● What to produce
Produce the listing below again, exactly as shown.

● Data shown
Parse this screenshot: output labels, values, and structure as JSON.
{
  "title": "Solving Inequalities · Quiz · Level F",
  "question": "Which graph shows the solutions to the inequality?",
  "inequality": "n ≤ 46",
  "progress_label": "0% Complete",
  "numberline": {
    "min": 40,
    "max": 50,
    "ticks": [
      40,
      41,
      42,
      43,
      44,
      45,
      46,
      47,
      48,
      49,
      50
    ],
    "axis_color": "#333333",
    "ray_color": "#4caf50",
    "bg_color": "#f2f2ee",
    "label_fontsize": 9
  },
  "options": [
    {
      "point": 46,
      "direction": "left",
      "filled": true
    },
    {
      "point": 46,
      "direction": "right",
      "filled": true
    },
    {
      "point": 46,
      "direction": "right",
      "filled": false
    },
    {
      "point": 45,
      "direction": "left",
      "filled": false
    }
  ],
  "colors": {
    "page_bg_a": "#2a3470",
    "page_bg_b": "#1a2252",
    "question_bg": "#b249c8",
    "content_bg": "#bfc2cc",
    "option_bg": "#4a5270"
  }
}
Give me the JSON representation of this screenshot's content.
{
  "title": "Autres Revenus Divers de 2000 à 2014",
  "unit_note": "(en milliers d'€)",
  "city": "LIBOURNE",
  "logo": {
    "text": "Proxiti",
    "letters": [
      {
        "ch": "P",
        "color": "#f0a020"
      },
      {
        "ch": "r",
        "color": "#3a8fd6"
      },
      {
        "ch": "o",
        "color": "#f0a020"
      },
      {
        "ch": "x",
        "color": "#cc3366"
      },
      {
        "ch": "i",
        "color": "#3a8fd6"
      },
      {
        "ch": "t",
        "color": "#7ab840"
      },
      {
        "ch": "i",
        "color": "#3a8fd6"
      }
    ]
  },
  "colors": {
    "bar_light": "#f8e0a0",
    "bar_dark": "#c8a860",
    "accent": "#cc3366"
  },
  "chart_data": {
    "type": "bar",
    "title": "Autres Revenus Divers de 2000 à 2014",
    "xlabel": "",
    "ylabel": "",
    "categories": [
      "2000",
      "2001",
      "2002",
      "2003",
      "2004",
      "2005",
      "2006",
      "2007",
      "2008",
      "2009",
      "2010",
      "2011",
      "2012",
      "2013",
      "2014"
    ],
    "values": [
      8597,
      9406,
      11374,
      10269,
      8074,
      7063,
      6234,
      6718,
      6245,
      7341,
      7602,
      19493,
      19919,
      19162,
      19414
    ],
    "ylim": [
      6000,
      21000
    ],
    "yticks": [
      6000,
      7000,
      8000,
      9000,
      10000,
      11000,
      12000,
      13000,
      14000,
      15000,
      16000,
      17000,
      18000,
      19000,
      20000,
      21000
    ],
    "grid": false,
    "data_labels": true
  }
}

● Written solution
Parse this screenshot: output labels, values, and structure as JSON.
{
  "title": "Solving Inequalities · Quiz · Level F",
  "question": "Which graph shows the solutions to the inequality?",
  "inequality": "n ≤ 46",
  "progress_label": "0% Complete",
  "numberline": {
    "min": 40,
    "max": 50,
    "ticks": [
      40,
      41,
      42,
      43,
      44,
      45,
      46,
      47,
      48,
      49,
      50
    ],
    "axis_color": "#333333",
    "ray_color": "#4caf50",
    "bg_color": "#f2f2ee",
    "label_fontsize": 9
  },
  "options": [
    {
      "point": 46,
      "direction": "left",
      "filled": true
    },
    {
      "point": 46,
      "direction": "right",
      "filled": true
    },
    {
      "point": 46,
      "direction": "right",
      "filled": false
    },
    {
      "point": 45,
      "direction": "left",
      "filled": false
    }
  ],
  "colors": {
    "page_bg_a": "#2a3470",
    "page_bg_b": "#1a2252",
    "question_bg": "#b249c8",
    "content_bg": "#bfc2cc",
    "option_bg": "#4a5270"
  }
}
Give me the JSON representation of this screenshot's content.
{
  "title": "Autres Revenus Divers de 2000 à 2014",
  "unit_note": "(en milliers d'€)",
  "city": "LIBOURNE",
  "logo": {
    "text": "Proxiti",
    "letters": [
      {
        "ch": "P",
        "color": "#f0a020"
      },
      {
        "ch": "r",
        "color": "#3a8fd6"
      },
      {
        "ch": "o",
        "color": "#f0a020"
      },
      {
        "ch": "x",
        "color": "#cc3366"
      },
      {
        "ch": "i",
        "color": "#3a8fd6"
      },
      {
        "ch": "t",
        "color": "#7ab840"
      },
      {
        "ch": "i",
        "color": "#3a8fd6"
      }
    ]
  },
  "colors": {
    "bar_light": "#f8e0a0",
    "bar_dark": "#c8a860",
    "accent": "#cc3366"
  },
  "chart_data": {
    "type": "bar",
    "title": "Autres Revenus Divers de 2000 à 2014",
    "xlabel": "",
    "ylabel": "",
    "categories": [
      "2000",
      "2001",
      "2002",
      "2003",
      "2004",
      "2005",
      "2006",
      "2007",
      "2008",
      "2009",
      "2010",
      "2011",
      "2012",
      "2013",
      "2014"
    ],
    "values": [
      8597,
      9406,
      11374,
      10269,
      8074,
      7063,
      6234,
      6718,
      6245,
      7341,
      7602,
      19493,
      19919,
      19162,
      19414
    ],
    "ylim": [
      6000,
      21000
    ],
    "yticks": [
      6000,
      7000,
      8000,
      9000,
      10000,
      11000,
      12000,
      13000,
      14000,
      15000,
      16000,
      17000,
      18000,
      19000,
      20000,
      21000
    ],
    "grid": false,
    "data_labels": true
  }
}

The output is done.